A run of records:
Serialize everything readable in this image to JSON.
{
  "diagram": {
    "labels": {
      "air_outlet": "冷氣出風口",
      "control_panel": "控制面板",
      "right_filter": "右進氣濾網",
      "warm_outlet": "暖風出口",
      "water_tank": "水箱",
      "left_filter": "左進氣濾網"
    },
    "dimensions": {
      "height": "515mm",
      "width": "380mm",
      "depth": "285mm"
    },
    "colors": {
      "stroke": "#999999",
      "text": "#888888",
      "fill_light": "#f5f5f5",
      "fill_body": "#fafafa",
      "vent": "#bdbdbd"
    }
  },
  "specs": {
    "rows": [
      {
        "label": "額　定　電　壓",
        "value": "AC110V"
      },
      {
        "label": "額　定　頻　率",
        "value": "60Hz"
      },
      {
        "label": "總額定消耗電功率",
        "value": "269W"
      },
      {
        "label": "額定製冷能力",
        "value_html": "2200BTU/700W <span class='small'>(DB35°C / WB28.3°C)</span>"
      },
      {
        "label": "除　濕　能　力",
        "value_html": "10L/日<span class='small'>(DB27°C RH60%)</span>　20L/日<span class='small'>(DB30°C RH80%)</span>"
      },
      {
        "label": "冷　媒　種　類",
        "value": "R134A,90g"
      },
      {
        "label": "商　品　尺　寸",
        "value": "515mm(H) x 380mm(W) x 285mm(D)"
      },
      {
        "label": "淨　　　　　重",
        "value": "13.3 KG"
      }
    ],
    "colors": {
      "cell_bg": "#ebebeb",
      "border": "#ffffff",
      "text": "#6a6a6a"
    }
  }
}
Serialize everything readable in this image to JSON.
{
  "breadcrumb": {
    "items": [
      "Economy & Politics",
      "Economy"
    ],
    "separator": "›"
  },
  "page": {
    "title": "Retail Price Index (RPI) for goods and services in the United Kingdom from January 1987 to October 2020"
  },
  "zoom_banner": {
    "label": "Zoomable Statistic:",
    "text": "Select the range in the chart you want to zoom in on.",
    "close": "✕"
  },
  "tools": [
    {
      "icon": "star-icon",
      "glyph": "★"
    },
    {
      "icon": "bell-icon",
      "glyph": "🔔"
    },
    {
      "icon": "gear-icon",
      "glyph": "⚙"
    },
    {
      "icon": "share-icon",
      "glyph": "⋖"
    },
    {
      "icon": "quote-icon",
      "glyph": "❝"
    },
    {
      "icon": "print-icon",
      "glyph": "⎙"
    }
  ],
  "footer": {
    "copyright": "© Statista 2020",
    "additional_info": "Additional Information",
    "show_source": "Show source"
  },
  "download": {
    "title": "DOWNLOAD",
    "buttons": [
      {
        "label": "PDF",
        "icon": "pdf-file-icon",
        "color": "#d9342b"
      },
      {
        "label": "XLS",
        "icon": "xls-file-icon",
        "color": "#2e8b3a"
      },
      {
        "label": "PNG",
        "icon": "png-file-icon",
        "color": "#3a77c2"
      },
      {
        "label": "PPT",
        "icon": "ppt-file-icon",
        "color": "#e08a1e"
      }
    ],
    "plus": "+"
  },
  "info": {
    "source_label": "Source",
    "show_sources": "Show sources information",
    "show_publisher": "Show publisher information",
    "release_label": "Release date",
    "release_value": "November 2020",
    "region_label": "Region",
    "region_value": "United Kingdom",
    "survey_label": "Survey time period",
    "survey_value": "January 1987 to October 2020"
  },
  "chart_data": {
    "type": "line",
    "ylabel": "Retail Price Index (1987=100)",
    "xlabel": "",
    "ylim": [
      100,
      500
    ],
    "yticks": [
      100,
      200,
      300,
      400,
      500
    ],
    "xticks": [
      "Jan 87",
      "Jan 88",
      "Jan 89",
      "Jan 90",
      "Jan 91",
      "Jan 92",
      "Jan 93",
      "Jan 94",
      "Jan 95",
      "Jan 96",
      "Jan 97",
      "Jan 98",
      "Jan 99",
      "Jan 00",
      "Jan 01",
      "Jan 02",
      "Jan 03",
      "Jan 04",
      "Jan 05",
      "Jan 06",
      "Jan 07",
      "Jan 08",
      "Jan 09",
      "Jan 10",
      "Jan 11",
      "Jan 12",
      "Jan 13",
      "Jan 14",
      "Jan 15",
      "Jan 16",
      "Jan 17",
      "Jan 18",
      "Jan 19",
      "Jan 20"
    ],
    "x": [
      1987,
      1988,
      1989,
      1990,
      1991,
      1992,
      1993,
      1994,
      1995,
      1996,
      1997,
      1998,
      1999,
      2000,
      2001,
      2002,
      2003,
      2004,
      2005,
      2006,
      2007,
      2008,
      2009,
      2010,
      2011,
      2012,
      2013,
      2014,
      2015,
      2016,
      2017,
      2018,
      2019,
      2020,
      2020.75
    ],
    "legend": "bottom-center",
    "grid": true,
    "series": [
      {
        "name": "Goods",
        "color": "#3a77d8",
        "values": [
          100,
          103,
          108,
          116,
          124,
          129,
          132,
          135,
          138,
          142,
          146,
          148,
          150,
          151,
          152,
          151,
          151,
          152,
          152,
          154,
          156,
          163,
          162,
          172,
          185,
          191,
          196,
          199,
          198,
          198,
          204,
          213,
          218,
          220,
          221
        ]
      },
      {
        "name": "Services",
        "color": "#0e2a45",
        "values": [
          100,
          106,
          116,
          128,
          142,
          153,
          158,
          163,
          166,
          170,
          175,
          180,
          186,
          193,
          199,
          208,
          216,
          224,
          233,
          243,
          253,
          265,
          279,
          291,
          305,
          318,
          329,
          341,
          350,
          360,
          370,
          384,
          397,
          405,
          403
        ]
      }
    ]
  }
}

SHORT TASK: Write the data back out verbatim.

REPLY:
Serialize everything readable in this image to JSON.
{
  "diagram": {
    "labels": {
      "air_outlet": "冷氣出風口",
      "control_panel": "控制面板",
      "right_filter": "右進氣濾網",
      "warm_outlet": "暖風出口",
      "water_tank": "水箱",
      "left_filter": "左進氣濾網"
    },
    "dimensions": {
      "height": "515mm",
      "width": "380mm",
      "depth": "285mm"
    },
    "colors": {
      "stroke": "#999999",
      "text": "#888888",
      "fill_light": "#f5f5f5",
      "fill_body": "#fafafa",
      "vent": "#bdbdbd"
    }
  },
  "specs": {
    "rows": [
      {
        "label": "額　定　電　壓",
        "value": "AC110V"
      },
      {
        "label": "額　定　頻　率",
        "value": "60Hz"
      },
      {
        "label": "總額定消耗電功率",
        "value": "269W"
      },
      {
        "label": "額定製冷能力",
        "value_html": "2200BTU/700W <span class='small'>(DB35°C / WB28.3°C)</span>"
      },
      {
        "label": "除　濕　能　力",
        "value_html": "10L/日<span class='small'>(DB27°C RH60%)</span>　20L/日<span class='small'>(DB30°C RH80%)</span>"
      },
      {
        "label": "冷　媒　種　類",
        "value": "R134A,90g"
      },
      {
        "label": "商　品　尺　寸",
        "value": "515mm(H) x 380mm(W) x 285mm(D)"
      },
      {
        "label": "淨　　　　　重",
        "value": "13.3 KG"
      }
    ],
    "colors": {
      "cell_bg": "#ebebeb",
      "border": "#ffffff",
      "text": "#6a6a6a"
    }
  }
}
Serialize everything readable in this image to JSON.
{
  "breadcrumb": {
    "items": [
      "Economy & Politics",
      "Economy"
    ],
    "separator": "›"
  },
  "page": {
    "title": "Retail Price Index (RPI) for goods and services in the United Kingdom from January 1987 to October 2020"
  },
  "zoom_banner": {
    "label": "Zoomable Statistic:",
    "text": "Select the range in the chart you want to zoom in on.",
    "close": "✕"
  },
  "tools": [
    {
      "icon": "star-icon",
      "glyph": "★"
    },
    {
      "icon": "bell-icon",
      "glyph": "🔔"
    },
    {
      "icon": "gear-icon",
      "glyph": "⚙"
    },
    {
      "icon": "share-icon",
      "glyph": "⋖"
    },
    {
      "icon": "quote-icon",
      "glyph": "❝"
    },
    {
      "icon": "print-icon",
      "glyph": "⎙"
    }
  ],
  "footer": {
    "copyright": "© Statista 2020",
    "additional_info": "Additional Information",
    "show_source": "Show source"
  },
  "download": {
    "title": "DOWNLOAD",
    "buttons": [
      {
        "label": "PDF",
        "icon": "pdf-file-icon",
        "color": "#d9342b"
      },
      {
        "label": "XLS",
        "icon": "xls-file-icon",
        "color": "#2e8b3a"
      },
      {
        "label": "PNG",
        "icon": "png-file-icon",
        "color": "#3a77c2"
      },
      {
        "label": "PPT",
        "icon": "ppt-file-icon",
        "color": "#e08a1e"
      }
    ],
    "plus": "+"
  },
  "info": {
    "source_label": "Source",
    "show_sources": "Show sources information",
    "show_publisher": "Show publisher information",
    "release_label": "Release date",
    "release_value": "November 2020",
    "region_label": "Region",
    "region_value": "United Kingdom",
    "survey_label": "Survey time period",
    "survey_value": "January 1987 to October 2020"
  },
  "chart_data": {
    "type": "line",
    "ylabel": "Retail Price Index (1987=100)",
    "xlabel": "",
    "ylim": [
      100,
      500
    ],
    "yticks": [
      100,
      200,
      300,
      400,
      500
    ],
    "xticks": [
      "Jan 87",
      "Jan 88",
      "Jan 89",
      "Jan 90",
      "Jan 91",
      "Jan 92",
      "Jan 93",
      "Jan 94",
      "Jan 95",
      "Jan 96",
      "Jan 97",
      "Jan 98",
      "Jan 99",
      "Jan 00",
      "Jan 01",
      "Jan 02",
      "Jan 03",
      "Jan 04",
      "Jan 05",
      "Jan 06",
      "Jan 07",
      "Jan 08",
      "Jan 09",
      "Jan 10",
      "Jan 11",
      "Jan 12",
      "Jan 13",
      "Jan 14",
      "Jan 15",
      "Jan 16",
      "Jan 17",
      "Jan 18",
      "Jan 19",
      "Jan 20"
    ],
    "x": [
      1987,
      1988,
      1989,
      1990,
      1991,
      1992,
      1993,
      1994,
      1995,
      1996,
      1997,
      1998,
      1999,
      2000,
      2001,
      2002,
      2003,
      2004,
      2005,
      2006,
      2007,
      2008,
      2009,
      2010,
      2011,
      2012,
      2013,
      2014,
      2015,
      2016,
      2017,
      2018,
      2019,
      2020,
      2020.75
    ],
    "legend": "bottom-center",
    "grid": true,
    "series": [
      {
        "name": "Goods",
        "color": "#3a77d8",
        "values": [
          100,
          103,
          108,
          116,
          124,
          129,
          132,
          135,
          138,
          142,
          146,
          148,
          150,
          151,
          152,
          151,
          151,
          152,
          152,
          154,
          156,
          163,
          162,
          172,
          185,
          191,
          196,
          199,
          198,
          198,
          204,
          213,
          218,
          220,
          221
        ]
      },
      {
        "name": "Services",
        "color": "#0e2a45",
        "values": [
          100,
          106,
          116,
          128,
          142,
          153,
          158,
          163,
          166,
          170,
          175,
          180,
          186,
          193,
          199,
          208,
          216,
          224,
          233,
          243,
          253,
          265,
          279,
          291,
          305,
          318,
          329,
          341,
          350,
          360,
          370,
          384,
          397,
          405,
          403
        ]
      }
    ]
  }
}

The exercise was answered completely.